* START STORED ROWS *
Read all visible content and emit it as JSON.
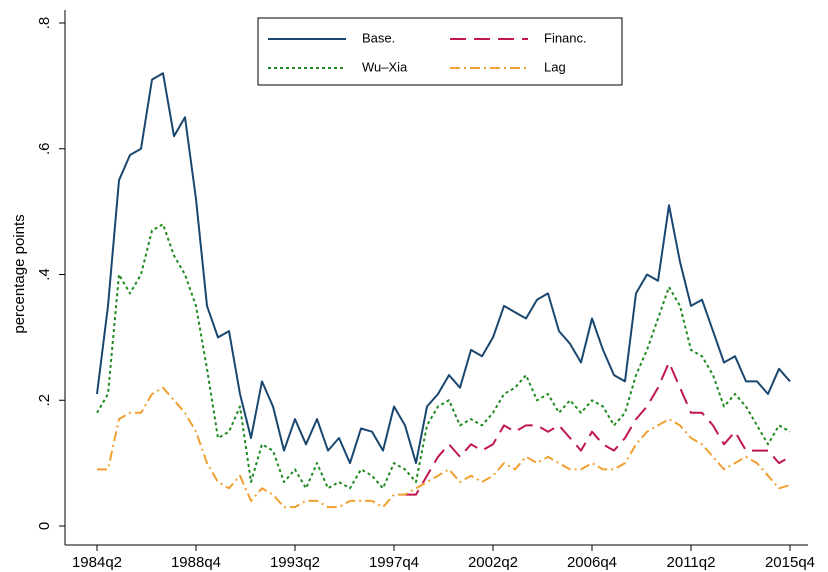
{
  "chart_data": {
    "type": "line",
    "y_label": "percentage points",
    "x": [
      "1984q2",
      "1984q4",
      "1985q2",
      "1985q4",
      "1986q2",
      "1986q4",
      "1987q2",
      "1987q4",
      "1988q2",
      "1988q4",
      "1989q2",
      "1989q4",
      "1990q2",
      "1990q4",
      "1991q2",
      "1991q4",
      "1992q2",
      "1992q4",
      "1993q2",
      "1993q4",
      "1994q2",
      "1994q4",
      "1995q2",
      "1995q4",
      "1996q2",
      "1996q4",
      "1997q2",
      "1997q4",
      "1998q2",
      "1998q4",
      "1999q2",
      "1999q4",
      "2000q2",
      "2000q4",
      "2001q2",
      "2001q4",
      "2002q2",
      "2002q4",
      "2003q2",
      "2003q4",
      "2004q2",
      "2004q4",
      "2005q2",
      "2005q4",
      "2006q2",
      "2006q4",
      "2007q2",
      "2007q4",
      "2008q2",
      "2008q4",
      "2009q2",
      "2009q4",
      "2010q2",
      "2010q4",
      "2011q2",
      "2011q4",
      "2012q2",
      "2012q4",
      "2013q2",
      "2013q4",
      "2014q2",
      "2014q4",
      "2015q2",
      "2015q4"
    ],
    "xticks": [
      "1984q2",
      "1988q4",
      "1993q2",
      "1997q4",
      "2002q2",
      "2006q4",
      "2011q2",
      "2015q4"
    ],
    "ylim": [
      0,
      0.8
    ],
    "yticks": [
      0,
      {
        "value": 0.2,
        "label": ".2"
      },
      {
        "value": 0.4,
        "label": ".4"
      },
      {
        "value": 0.6,
        "label": ".6"
      },
      {
        "value": 0.8,
        "label": ".8"
      }
    ],
    "legend": "top",
    "series": [
      {
        "name": "Base.",
        "color": "#1a476f",
        "dash": "solid",
        "values": [
          0.21,
          0.35,
          0.55,
          0.59,
          0.6,
          0.71,
          0.72,
          0.62,
          0.65,
          0.52,
          0.35,
          0.3,
          0.31,
          0.21,
          0.14,
          0.23,
          0.19,
          0.12,
          0.17,
          0.13,
          0.17,
          0.12,
          0.14,
          0.1,
          0.155,
          0.15,
          0.12,
          0.19,
          0.16,
          0.1,
          0.19,
          0.21,
          0.24,
          0.22,
          0.28,
          0.27,
          0.3,
          0.35,
          0.34,
          0.33,
          0.36,
          0.37,
          0.31,
          0.29,
          0.26,
          0.33,
          0.28,
          0.24,
          0.23,
          0.37,
          0.4,
          0.39,
          0.51,
          0.42,
          0.35,
          0.36,
          0.31,
          0.26,
          0.27,
          0.23,
          0.23,
          0.21,
          0.25,
          0.23
        ]
      },
      {
        "name": "Financ.",
        "color": "#c0174c",
        "dash": "long",
        "values": [
          null,
          null,
          null,
          null,
          null,
          null,
          null,
          null,
          null,
          null,
          null,
          null,
          null,
          null,
          null,
          null,
          null,
          null,
          null,
          null,
          null,
          null,
          null,
          null,
          null,
          null,
          null,
          null,
          0.05,
          0.05,
          0.08,
          0.11,
          0.13,
          0.11,
          0.13,
          0.12,
          0.13,
          0.16,
          0.15,
          0.16,
          0.16,
          0.15,
          0.16,
          0.14,
          0.12,
          0.15,
          0.13,
          0.12,
          0.14,
          0.17,
          0.19,
          0.22,
          0.26,
          0.22,
          0.18,
          0.18,
          0.16,
          0.13,
          0.15,
          0.12,
          0.12,
          0.12,
          0.1,
          0.11
        ]
      },
      {
        "name": "Wu–Xia",
        "color": "#1f8a1f",
        "dash": "dot",
        "values": [
          0.18,
          0.21,
          0.4,
          0.37,
          0.4,
          0.47,
          0.48,
          0.43,
          0.4,
          0.35,
          0.25,
          0.14,
          0.15,
          0.19,
          0.07,
          0.13,
          0.12,
          0.07,
          0.09,
          0.06,
          0.1,
          0.06,
          0.07,
          0.06,
          0.09,
          0.08,
          0.06,
          0.1,
          0.09,
          0.07,
          0.16,
          0.19,
          0.2,
          0.16,
          0.17,
          0.16,
          0.18,
          0.21,
          0.22,
          0.24,
          0.2,
          0.21,
          0.18,
          0.2,
          0.18,
          0.2,
          0.19,
          0.16,
          0.18,
          0.24,
          0.28,
          0.33,
          0.38,
          0.35,
          0.28,
          0.27,
          0.24,
          0.19,
          0.21,
          0.19,
          0.16,
          0.13,
          0.16,
          0.15
        ]
      },
      {
        "name": "Lag",
        "color": "#f0a030",
        "dash": "dashdot",
        "values": [
          0.09,
          0.09,
          0.17,
          0.18,
          0.18,
          0.21,
          0.22,
          0.2,
          0.18,
          0.15,
          0.1,
          0.07,
          0.06,
          0.08,
          0.04,
          0.06,
          0.05,
          0.03,
          0.03,
          0.04,
          0.04,
          0.03,
          0.03,
          0.04,
          0.04,
          0.04,
          0.03,
          0.05,
          0.05,
          0.06,
          0.07,
          0.08,
          0.09,
          0.07,
          0.08,
          0.07,
          0.08,
          0.1,
          0.09,
          0.11,
          0.1,
          0.11,
          0.1,
          0.09,
          0.09,
          0.1,
          0.09,
          0.09,
          0.1,
          0.13,
          0.15,
          0.16,
          0.17,
          0.16,
          0.14,
          0.13,
          0.11,
          0.09,
          0.1,
          0.11,
          0.1,
          0.08,
          0.06,
          0.065
        ]
      }
    ]
  }
}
* END STORED ROWS *
PROBLEM TO SOLVE.
Copy the records above exactly, leaving out every picture.

ANSWER TO THE EXERCISE.
Read all visible content and emit it as JSON.
{
  "chart_data": {
    "type": "line",
    "y_label": "percentage points",
    "x": [
      "1984q2",
      "1984q4",
      "1985q2",
      "1985q4",
      "1986q2",
      "1986q4",
      "1987q2",
      "1987q4",
      "1988q2",
      "1988q4",
      "1989q2",
      "1989q4",
      "1990q2",
      "1990q4",
      "1991q2",
      "1991q4",
      "1992q2",
      "1992q4",
      "1993q2",
      "1993q4",
      "1994q2",
      "1994q4",
      "1995q2",
      "1995q4",
      "1996q2",
      "1996q4",
      "1997q2",
      "1997q4",
      "1998q2",
      "1998q4",
      "1999q2",
      "1999q4",
      "2000q2",
      "2000q4",
      "2001q2",
      "2001q4",
      "2002q2",
      "2002q4",
      "2003q2",
      "2003q4",
      "2004q2",
      "2004q4",
      "2005q2",
      "2005q4",
      "2006q2",
      "2006q4",
      "2007q2",
      "2007q4",
      "2008q2",
      "2008q4",
      "2009q2",
      "2009q4",
      "2010q2",
      "2010q4",
      "2011q2",
      "2011q4",
      "2012q2",
      "2012q4",
      "2013q2",
      "2013q4",
      "2014q2",
      "2014q4",
      "2015q2",
      "2015q4"
    ],
    "xticks": [
      "1984q2",
      "1988q4",
      "1993q2",
      "1997q4",
      "2002q2",
      "2006q4",
      "2011q2",
      "2015q4"
    ],
    "ylim": [
      0,
      0.8
    ],
    "yticks": [
      0,
      {
        "value": 0.2,
        "label": ".2"
      },
      {
        "value": 0.4,
        "label": ".4"
      },
      {
        "value": 0.6,
        "label": ".6"
      },
      {
        "value": 0.8,
        "label": ".8"
      }
    ],
    "legend": "top",
    "series": [
      {
        "name": "Base.",
        "color": "#1a476f",
        "dash": "solid",
        "values": [
          0.21,
          0.35,
          0.55,
          0.59,
          0.6,
          0.71,
          0.72,
          0.62,
          0.65,
          0.52,
          0.35,
          0.3,
          0.31,
          0.21,
          0.14,
          0.23,
          0.19,
          0.12,
          0.17,
          0.13,
          0.17,
          0.12,
          0.14,
          0.1,
          0.155,
          0.15,
          0.12,
          0.19,
          0.16,
          0.1,
          0.19,
          0.21,
          0.24,
          0.22,
          0.28,
          0.27,
          0.3,
          0.35,
          0.34,
          0.33,
          0.36,
          0.37,
          0.31,
          0.29,
          0.26,
          0.33,
          0.28,
          0.24,
          0.23,
          0.37,
          0.4,
          0.39,
          0.51,
          0.42,
          0.35,
          0.36,
          0.31,
          0.26,
          0.27,
          0.23,
          0.23,
          0.21,
          0.25,
          0.23
        ]
      },
      {
        "name": "Financ.",
        "color": "#c0174c",
        "dash": "long",
        "values": [
          null,
          null,
          null,
          null,
          null,
          null,
          null,
          null,
          null,
          null,
          null,
          null,
          null,
          null,
          null,
          null,
          null,
          null,
          null,
          null,
          null,
          null,
          null,
          null,
          null,
          null,
          null,
          null,
          0.05,
          0.05,
          0.08,
          0.11,
          0.13,
          0.11,
          0.13,
          0.12,
          0.13,
          0.16,
          0.15,
          0.16,
          0.16,
          0.15,
          0.16,
          0.14,
          0.12,
          0.15,
          0.13,
          0.12,
          0.14,
          0.17,
          0.19,
          0.22,
          0.26,
          0.22,
          0.18,
          0.18,
          0.16,
          0.13,
          0.15,
          0.12,
          0.12,
          0.12,
          0.1,
          0.11
        ]
      },
      {
        "name": "Wu–Xia",
        "color": "#1f8a1f",
        "dash": "dot",
        "values": [
          0.18,
          0.21,
          0.4,
          0.37,
          0.4,
          0.47,
          0.48,
          0.43,
          0.4,
          0.35,
          0.25,
          0.14,
          0.15,
          0.19,
          0.07,
          0.13,
          0.12,
          0.07,
          0.09,
          0.06,
          0.1,
          0.06,
          0.07,
          0.06,
          0.09,
          0.08,
          0.06,
          0.1,
          0.09,
          0.07,
          0.16,
          0.19,
          0.2,
          0.16,
          0.17,
          0.16,
          0.18,
          0.21,
          0.22,
          0.24,
          0.2,
          0.21,
          0.18,
          0.2,
          0.18,
          0.2,
          0.19,
          0.16,
          0.18,
          0.24,
          0.28,
          0.33,
          0.38,
          0.35,
          0.28,
          0.27,
          0.24,
          0.19,
          0.21,
          0.19,
          0.16,
          0.13,
          0.16,
          0.15
        ]
      },
      {
        "name": "Lag",
        "color": "#f0a030",
        "dash": "dashdot",
        "values": [
          0.09,
          0.09,
          0.17,
          0.18,
          0.18,
          0.21,
          0.22,
          0.2,
          0.18,
          0.15,
          0.1,
          0.07,
          0.06,
          0.08,
          0.04,
          0.06,
          0.05,
          0.03,
          0.03,
          0.04,
          0.04,
          0.03,
          0.03,
          0.04,
          0.04,
          0.04,
          0.03,
          0.05,
          0.05,
          0.06,
          0.07,
          0.08,
          0.09,
          0.07,
          0.08,
          0.07,
          0.08,
          0.1,
          0.09,
          0.11,
          0.1,
          0.11,
          0.1,
          0.09,
          0.09,
          0.1,
          0.09,
          0.09,
          0.1,
          0.13,
          0.15,
          0.16,
          0.17,
          0.16,
          0.14,
          0.13,
          0.11,
          0.09,
          0.1,
          0.11,
          0.1,
          0.08,
          0.06,
          0.065
        ]
      }
    ]
  }
}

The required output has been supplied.